» Your objective
Collect all lines below with the string "image".

» Data records
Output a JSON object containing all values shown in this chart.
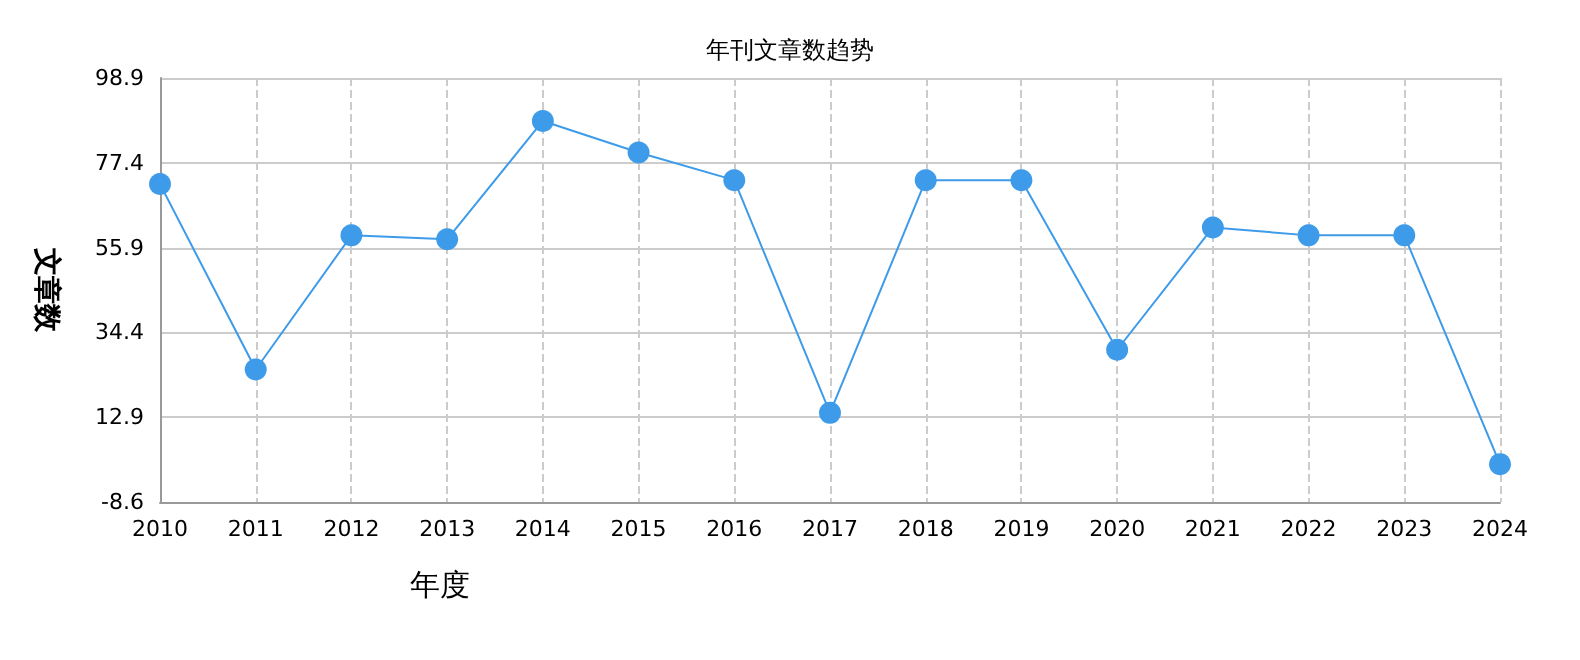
{
  "chart_data": {
    "type": "line",
    "title": "年刊文章数趋势",
    "xlabel": "年度",
    "ylabel": "文章数",
    "categories": [
      "2010",
      "2011",
      "2012",
      "2013",
      "2014",
      "2015",
      "2016",
      "2017",
      "2018",
      "2019",
      "2020",
      "2021",
      "2022",
      "2023",
      "2024"
    ],
    "series": [
      {
        "color": "#3d9be9",
        "values": [
          72,
          25,
          59,
          58,
          88,
          80,
          73,
          14,
          73,
          73,
          30,
          61,
          59,
          59,
          1
        ]
      }
    ],
    "ylim": [
      -8.6,
      98.9
    ],
    "yticks": [
      -8.6,
      12.9,
      34.4,
      55.9,
      77.4,
      98.9
    ],
    "grid": true,
    "marker": "circle",
    "line_style": "solid"
  }
}
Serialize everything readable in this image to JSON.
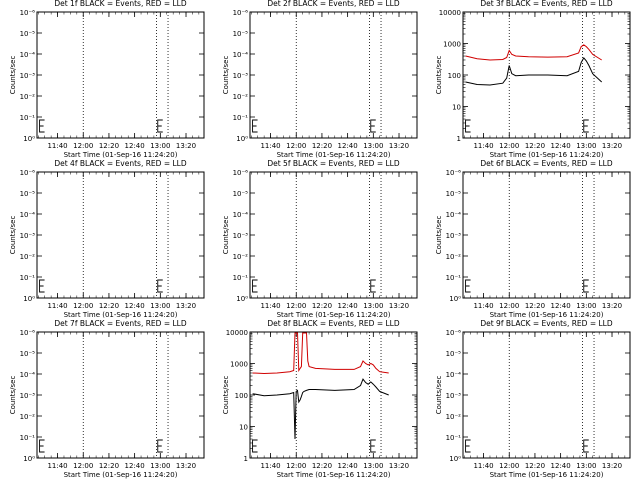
{
  "chart_data": [
    {
      "type": "line",
      "title": "Det 1f BLACK = Events, RED = LLD",
      "xlabel": "Start Time (01-Sep-16 11:24:20)",
      "ylabel": "Counts/sec",
      "yscale": "log",
      "ytick_labels": [
        "10⁰",
        "10⁻¹",
        "10⁻²",
        "10⁻³",
        "10⁻⁴",
        "10⁻⁵",
        "10⁻⁶"
      ],
      "xtick_labels": [
        "11:40",
        "12:00",
        "12:20",
        "12:40",
        "13:00",
        "13:20"
      ],
      "xlim": [
        "11:24",
        "13:34"
      ],
      "vlines": [
        "12:00",
        "12:57",
        "13:06"
      ],
      "e_marks": [
        "11:26",
        "12:58"
      ],
      "series": []
    },
    {
      "type": "line",
      "title": "Det 2f BLACK = Events, RED = LLD",
      "xlabel": "Start Time (01-Sep-16 11:24:20)",
      "ylabel": "Counts/sec",
      "yscale": "log",
      "ytick_labels": [
        "10⁰",
        "10⁻¹",
        "10⁻²",
        "10⁻³",
        "10⁻⁴",
        "10⁻⁵",
        "10⁻⁶"
      ],
      "xtick_labels": [
        "11:40",
        "12:00",
        "12:20",
        "12:40",
        "13:00",
        "13:20"
      ],
      "xlim": [
        "11:24",
        "13:34"
      ],
      "vlines": [
        "12:00",
        "12:57",
        "13:06"
      ],
      "e_marks": [
        "11:26",
        "12:58"
      ],
      "series": []
    },
    {
      "type": "line",
      "title": "Det 3f BLACK = Events, RED = LLD",
      "xlabel": "Start Time (01-Sep-16 11:24:20)",
      "ylabel": "Counts/sec",
      "yscale": "log",
      "ytick_labels": [
        "1",
        "10",
        "100",
        "1000",
        "10000"
      ],
      "ylim": [
        1,
        10000
      ],
      "xtick_labels": [
        "11:40",
        "12:00",
        "12:20",
        "12:40",
        "13:00",
        "13:20"
      ],
      "xlim": [
        "11:24",
        "13:34"
      ],
      "vlines": [
        "12:00",
        "12:57",
        "13:06"
      ],
      "e_marks": [
        "11:26",
        "12:58"
      ],
      "series": [
        {
          "color": "#d00000",
          "x": [
            "11:26",
            "11:35",
            "11:45",
            "11:55",
            "11:58",
            "12:00",
            "12:02",
            "12:05",
            "12:15",
            "12:30",
            "12:45",
            "12:54",
            "12:56",
            "12:58",
            "13:00",
            "13:02",
            "13:05",
            "13:12"
          ],
          "y": [
            400,
            330,
            300,
            310,
            360,
            600,
            450,
            400,
            380,
            370,
            380,
            500,
            800,
            900,
            800,
            650,
            450,
            300
          ]
        },
        {
          "color": "#000000",
          "x": [
            "11:26",
            "11:35",
            "11:45",
            "11:55",
            "11:58",
            "12:00",
            "12:02",
            "12:05",
            "12:15",
            "12:30",
            "12:45",
            "12:54",
            "12:56",
            "12:58",
            "13:00",
            "13:02",
            "13:05",
            "13:12"
          ],
          "y": [
            60,
            50,
            48,
            55,
            80,
            200,
            110,
            95,
            100,
            100,
            95,
            130,
            250,
            350,
            280,
            200,
            110,
            60
          ]
        }
      ]
    },
    {
      "type": "line",
      "title": "Det 4f BLACK = Events, RED = LLD",
      "xlabel": "Start Time (01-Sep-16 11:24:20)",
      "ylabel": "Counts/sec",
      "yscale": "log",
      "ytick_labels": [
        "10⁰",
        "10⁻¹",
        "10⁻²",
        "10⁻³",
        "10⁻⁴",
        "10⁻⁵",
        "10⁻⁶"
      ],
      "xtick_labels": [
        "11:40",
        "12:00",
        "12:20",
        "12:40",
        "13:00",
        "13:20"
      ],
      "xlim": [
        "11:24",
        "13:34"
      ],
      "vlines": [
        "12:00",
        "12:57",
        "13:06"
      ],
      "e_marks": [
        "11:26",
        "12:58"
      ],
      "series": []
    },
    {
      "type": "line",
      "title": "Det 5f BLACK = Events, RED = LLD",
      "xlabel": "Start Time (01-Sep-16 11:24:20)",
      "ylabel": "Counts/sec",
      "yscale": "log",
      "ytick_labels": [
        "10⁰",
        "10⁻¹",
        "10⁻²",
        "10⁻³",
        "10⁻⁴",
        "10⁻⁵",
        "10⁻⁶"
      ],
      "xtick_labels": [
        "11:40",
        "12:00",
        "12:20",
        "12:40",
        "13:00",
        "13:20"
      ],
      "xlim": [
        "11:24",
        "13:34"
      ],
      "vlines": [
        "12:00",
        "12:57",
        "13:06"
      ],
      "e_marks": [
        "11:26",
        "12:58"
      ],
      "series": []
    },
    {
      "type": "line",
      "title": "Det 6f BLACK = Events, RED = LLD",
      "xlabel": "Start Time (01-Sep-16 11:24:20)",
      "ylabel": "Counts/sec",
      "yscale": "log",
      "ytick_labels": [
        "10⁰",
        "10⁻¹",
        "10⁻²",
        "10⁻³",
        "10⁻⁴",
        "10⁻⁵",
        "10⁻⁶"
      ],
      "xtick_labels": [
        "11:40",
        "12:00",
        "12:20",
        "12:40",
        "13:00",
        "13:20"
      ],
      "xlim": [
        "11:24",
        "13:34"
      ],
      "vlines": [
        "12:00",
        "12:57",
        "13:06"
      ],
      "e_marks": [
        "11:26",
        "12:58"
      ],
      "series": []
    },
    {
      "type": "line",
      "title": "Det 7f BLACK = Events, RED = LLD",
      "xlabel": "Start Time (01-Sep-16 11:24:20)",
      "ylabel": "Counts/sec",
      "yscale": "log",
      "ytick_labels": [
        "10⁰",
        "10⁻¹",
        "10⁻²",
        "10⁻³",
        "10⁻⁴",
        "10⁻⁵",
        "10⁻⁶"
      ],
      "xtick_labels": [
        "11:40",
        "12:00",
        "12:20",
        "12:40",
        "13:00",
        "13:20"
      ],
      "xlim": [
        "11:24",
        "13:34"
      ],
      "vlines": [
        "12:00",
        "12:57",
        "13:06"
      ],
      "e_marks": [
        "11:26",
        "12:58"
      ],
      "series": []
    },
    {
      "type": "line",
      "title": "Det 8f BLACK = Events, RED = LLD",
      "xlabel": "Start Time (01-Sep-16 11:24:20)",
      "ylabel": "Counts/sec",
      "yscale": "log",
      "ytick_labels": [
        "1",
        "10",
        "100",
        "1000",
        "10000"
      ],
      "ylim": [
        1,
        10000
      ],
      "xtick_labels": [
        "11:40",
        "12:00",
        "12:20",
        "12:40",
        "13:00",
        "13:20"
      ],
      "xlim": [
        "11:24",
        "13:34"
      ],
      "vlines": [
        "12:00",
        "12:57",
        "13:06"
      ],
      "e_marks": [
        "11:26",
        "12:58"
      ],
      "series": [
        {
          "color": "#d00000",
          "x": [
            "11:26",
            "11:35",
            "11:45",
            "11:55",
            "11:58",
            "11:59",
            "12:00",
            "12:01",
            "12:02",
            "12:03",
            "12:04",
            "12:05",
            "12:06",
            "12:07",
            "12:08",
            "12:09",
            "12:10",
            "12:15",
            "12:30",
            "12:45",
            "12:50",
            "12:52",
            "12:54",
            "12:56",
            "12:58",
            "13:00",
            "13:02",
            "13:05",
            "13:12"
          ],
          "y": [
            500,
            480,
            500,
            550,
            600,
            10000,
            10000,
            10000,
            600,
            700,
            800,
            10000,
            10000,
            10000,
            10000,
            1200,
            800,
            700,
            650,
            650,
            800,
            1200,
            1000,
            900,
            1000,
            900,
            700,
            550,
            500
          ]
        },
        {
          "color": "#000000",
          "x": [
            "11:26",
            "11:35",
            "11:45",
            "11:55",
            "11:58",
            "11:59",
            "12:00",
            "12:01",
            "12:02",
            "12:03",
            "12:04",
            "12:05",
            "12:06",
            "12:08",
            "12:10",
            "12:15",
            "12:30",
            "12:45",
            "12:50",
            "12:52",
            "12:54",
            "12:56",
            "12:58",
            "13:00",
            "13:02",
            "13:05",
            "13:12"
          ],
          "y": [
            110,
            95,
            100,
            110,
            120,
            4,
            130,
            140,
            60,
            70,
            90,
            120,
            130,
            140,
            150,
            150,
            140,
            150,
            200,
            320,
            250,
            220,
            260,
            220,
            180,
            130,
            100
          ]
        }
      ]
    },
    {
      "type": "line",
      "title": "Det 9f BLACK = Events, RED = LLD",
      "xlabel": "Start Time (01-Sep-16 11:24:20)",
      "ylabel": "Counts/sec",
      "yscale": "log",
      "ytick_labels": [
        "10⁰",
        "10⁻¹",
        "10⁻²",
        "10⁻³",
        "10⁻⁴",
        "10⁻⁵",
        "10⁻⁶"
      ],
      "xtick_labels": [
        "11:40",
        "12:00",
        "12:20",
        "12:40",
        "13:00",
        "13:20"
      ],
      "xlim": [
        "11:24",
        "13:34"
      ],
      "vlines": [
        "12:00",
        "12:57",
        "13:06"
      ],
      "e_marks": [
        "11:26",
        "12:58"
      ],
      "series": []
    }
  ]
}
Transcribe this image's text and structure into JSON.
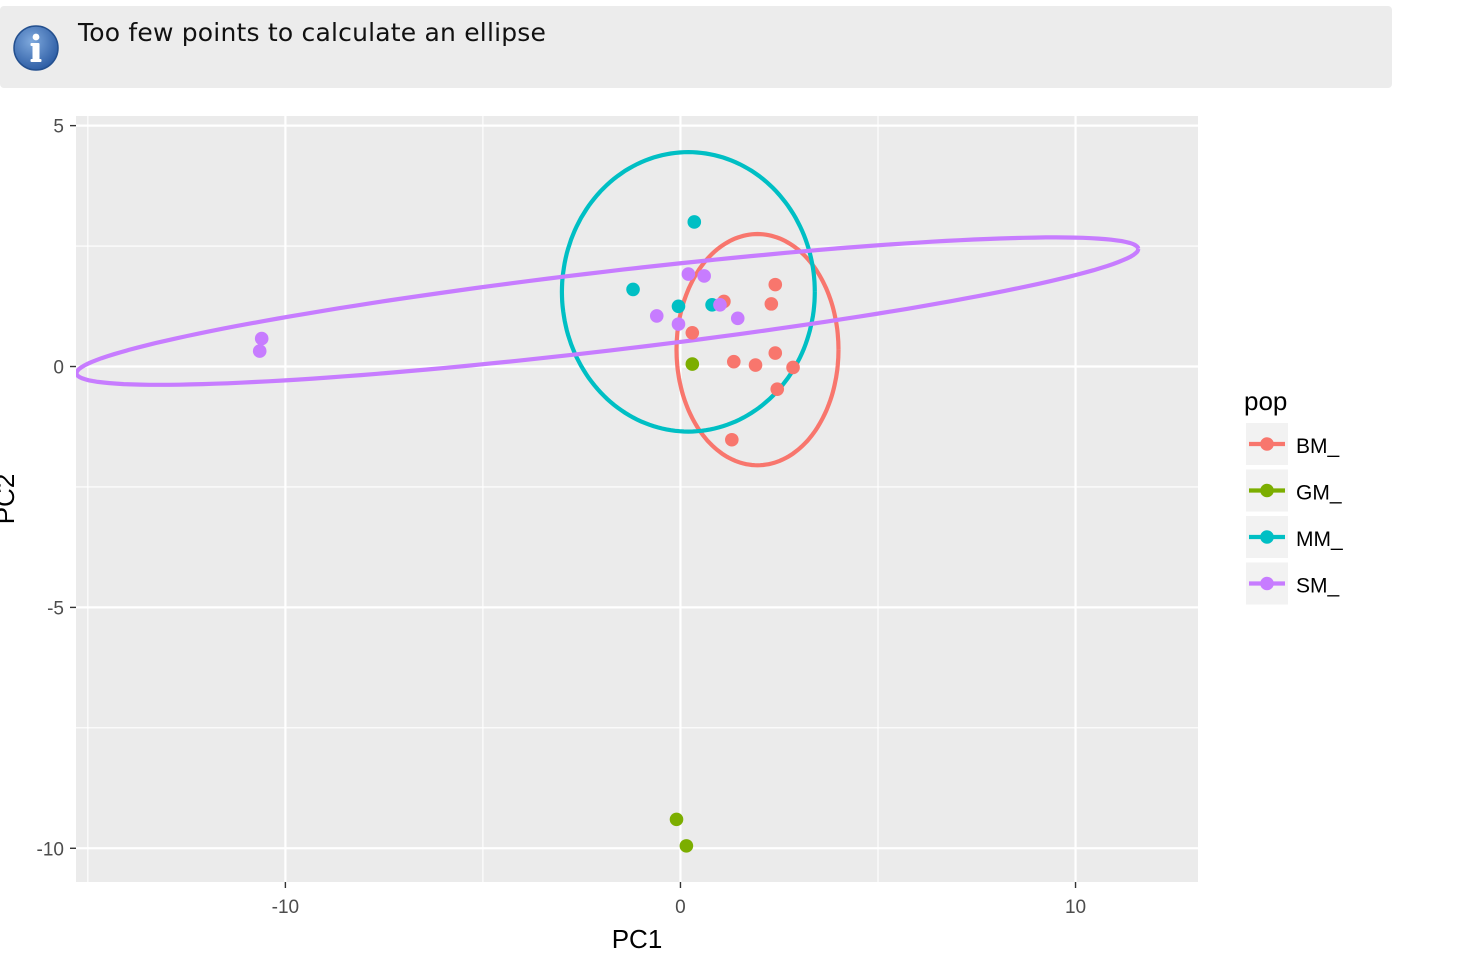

» The completed task
Serialize everything readable in this image to JSON.
Transcribe this image's text and structure into JSON.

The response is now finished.